>> START

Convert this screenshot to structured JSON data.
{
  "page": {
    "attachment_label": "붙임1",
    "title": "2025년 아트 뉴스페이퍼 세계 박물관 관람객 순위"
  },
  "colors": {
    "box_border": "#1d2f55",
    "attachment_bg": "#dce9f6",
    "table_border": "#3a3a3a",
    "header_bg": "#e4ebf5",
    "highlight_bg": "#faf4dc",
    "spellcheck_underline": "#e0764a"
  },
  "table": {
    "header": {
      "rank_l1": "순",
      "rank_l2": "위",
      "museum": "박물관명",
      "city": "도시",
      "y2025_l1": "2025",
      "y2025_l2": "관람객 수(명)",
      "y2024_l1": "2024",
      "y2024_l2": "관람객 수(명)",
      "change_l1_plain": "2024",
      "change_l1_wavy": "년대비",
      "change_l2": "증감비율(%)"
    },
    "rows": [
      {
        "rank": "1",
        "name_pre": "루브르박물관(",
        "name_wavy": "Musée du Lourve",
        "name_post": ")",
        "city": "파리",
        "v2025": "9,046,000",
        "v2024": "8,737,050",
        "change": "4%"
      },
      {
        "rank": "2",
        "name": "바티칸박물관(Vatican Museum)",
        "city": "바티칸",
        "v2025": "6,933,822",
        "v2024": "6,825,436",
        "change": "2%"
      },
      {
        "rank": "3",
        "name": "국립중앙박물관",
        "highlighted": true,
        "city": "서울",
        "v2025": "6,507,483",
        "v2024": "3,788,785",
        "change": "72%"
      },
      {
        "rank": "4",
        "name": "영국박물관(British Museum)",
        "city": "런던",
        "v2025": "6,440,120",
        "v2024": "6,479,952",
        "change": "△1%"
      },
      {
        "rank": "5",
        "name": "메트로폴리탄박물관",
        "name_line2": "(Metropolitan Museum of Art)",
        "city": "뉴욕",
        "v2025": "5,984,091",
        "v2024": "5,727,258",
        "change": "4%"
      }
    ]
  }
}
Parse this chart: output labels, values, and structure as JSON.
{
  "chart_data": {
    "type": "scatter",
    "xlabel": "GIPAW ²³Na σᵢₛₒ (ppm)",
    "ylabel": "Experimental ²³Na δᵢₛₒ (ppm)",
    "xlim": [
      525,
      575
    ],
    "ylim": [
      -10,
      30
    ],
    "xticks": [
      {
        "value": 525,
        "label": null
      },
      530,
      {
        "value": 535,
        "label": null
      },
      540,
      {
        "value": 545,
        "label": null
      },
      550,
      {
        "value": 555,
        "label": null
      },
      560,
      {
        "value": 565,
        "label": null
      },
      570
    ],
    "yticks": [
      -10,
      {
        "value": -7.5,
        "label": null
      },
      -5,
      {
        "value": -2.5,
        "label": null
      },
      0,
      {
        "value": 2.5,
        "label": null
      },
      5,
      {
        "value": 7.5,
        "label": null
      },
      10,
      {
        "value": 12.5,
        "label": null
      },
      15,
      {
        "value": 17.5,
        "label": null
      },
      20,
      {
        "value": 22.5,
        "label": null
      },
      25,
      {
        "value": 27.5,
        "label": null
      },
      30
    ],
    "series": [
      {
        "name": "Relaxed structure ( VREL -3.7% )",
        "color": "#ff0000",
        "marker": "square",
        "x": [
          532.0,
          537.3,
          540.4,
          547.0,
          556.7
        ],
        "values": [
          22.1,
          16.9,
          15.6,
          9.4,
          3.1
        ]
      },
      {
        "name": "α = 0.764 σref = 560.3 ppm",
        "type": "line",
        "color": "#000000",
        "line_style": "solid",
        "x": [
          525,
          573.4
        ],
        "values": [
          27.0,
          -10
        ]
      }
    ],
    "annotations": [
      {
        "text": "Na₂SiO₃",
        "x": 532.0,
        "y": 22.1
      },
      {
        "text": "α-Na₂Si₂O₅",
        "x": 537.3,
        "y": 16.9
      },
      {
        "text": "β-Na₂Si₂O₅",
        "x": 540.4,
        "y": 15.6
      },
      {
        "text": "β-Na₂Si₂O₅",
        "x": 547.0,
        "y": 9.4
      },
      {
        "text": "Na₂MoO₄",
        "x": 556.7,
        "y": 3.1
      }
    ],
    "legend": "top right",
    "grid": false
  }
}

>> END

What the task requires ▸
Retype all the records, matching them exactly.

Response for this exercise ▸
Convert this screenshot to structured JSON data.
{
  "page": {
    "attachment_label": "붙임1",
    "title": "2025년 아트 뉴스페이퍼 세계 박물관 관람객 순위"
  },
  "colors": {
    "box_border": "#1d2f55",
    "attachment_bg": "#dce9f6",
    "table_border": "#3a3a3a",
    "header_bg": "#e4ebf5",
    "highlight_bg": "#faf4dc",
    "spellcheck_underline": "#e0764a"
  },
  "table": {
    "header": {
      "rank_l1": "순",
      "rank_l2": "위",
      "museum": "박물관명",
      "city": "도시",
      "y2025_l1": "2025",
      "y2025_l2": "관람객 수(명)",
      "y2024_l1": "2024",
      "y2024_l2": "관람객 수(명)",
      "change_l1_plain": "2024",
      "change_l1_wavy": "년대비",
      "change_l2": "증감비율(%)"
    },
    "rows": [
      {
        "rank": "1",
        "name_pre": "루브르박물관(",
        "name_wavy": "Musée du Lourve",
        "name_post": ")",
        "city": "파리",
        "v2025": "9,046,000",
        "v2024": "8,737,050",
        "change": "4%"
      },
      {
        "rank": "2",
        "name": "바티칸박물관(Vatican Museum)",
        "city": "바티칸",
        "v2025": "6,933,822",
        "v2024": "6,825,436",
        "change": "2%"
      },
      {
        "rank": "3",
        "name": "국립중앙박물관",
        "highlighted": true,
        "city": "서울",
        "v2025": "6,507,483",
        "v2024": "3,788,785",
        "change": "72%"
      },
      {
        "rank": "4",
        "name": "영국박물관(British Museum)",
        "city": "런던",
        "v2025": "6,440,120",
        "v2024": "6,479,952",
        "change": "△1%"
      },
      {
        "rank": "5",
        "name": "메트로폴리탄박물관",
        "name_line2": "(Metropolitan Museum of Art)",
        "city": "뉴욕",
        "v2025": "5,984,091",
        "v2024": "5,727,258",
        "change": "4%"
      }
    ]
  }
}
Parse this chart: output labels, values, and structure as JSON.
{
  "chart_data": {
    "type": "scatter",
    "xlabel": "GIPAW ²³Na σᵢₛₒ (ppm)",
    "ylabel": "Experimental ²³Na δᵢₛₒ (ppm)",
    "xlim": [
      525,
      575
    ],
    "ylim": [
      -10,
      30
    ],
    "xticks": [
      {
        "value": 525,
        "label": null
      },
      530,
      {
        "value": 535,
        "label": null
      },
      540,
      {
        "value": 545,
        "label": null
      },
      550,
      {
        "value": 555,
        "label": null
      },
      560,
      {
        "value": 565,
        "label": null
      },
      570
    ],
    "yticks": [
      -10,
      {
        "value": -7.5,
        "label": null
      },
      -5,
      {
        "value": -2.5,
        "label": null
      },
      0,
      {
        "value": 2.5,
        "label": null
      },
      5,
      {
        "value": 7.5,
        "label": null
      },
      10,
      {
        "value": 12.5,
        "label": null
      },
      15,
      {
        "value": 17.5,
        "label": null
      },
      20,
      {
        "value": 22.5,
        "label": null
      },
      25,
      {
        "value": 27.5,
        "label": null
      },
      30
    ],
    "series": [
      {
        "name": "Relaxed structure ( VREL -3.7% )",
        "color": "#ff0000",
        "marker": "square",
        "x": [
          532.0,
          537.3,
          540.4,
          547.0,
          556.7
        ],
        "values": [
          22.1,
          16.9,
          15.6,
          9.4,
          3.1
        ]
      },
      {
        "name": "α = 0.764 σref = 560.3 ppm",
        "type": "line",
        "color": "#000000",
        "line_style": "solid",
        "x": [
          525,
          573.4
        ],
        "values": [
          27.0,
          -10
        ]
      }
    ],
    "annotations": [
      {
        "text": "Na₂SiO₃",
        "x": 532.0,
        "y": 22.1
      },
      {
        "text": "α-Na₂Si₂O₅",
        "x": 537.3,
        "y": 16.9
      },
      {
        "text": "β-Na₂Si₂O₅",
        "x": 540.4,
        "y": 15.6
      },
      {
        "text": "β-Na₂Si₂O₅",
        "x": 547.0,
        "y": 9.4
      },
      {
        "text": "Na₂MoO₄",
        "x": 556.7,
        "y": 3.1
      }
    ],
    "legend": "top right",
    "grid": false
  }
}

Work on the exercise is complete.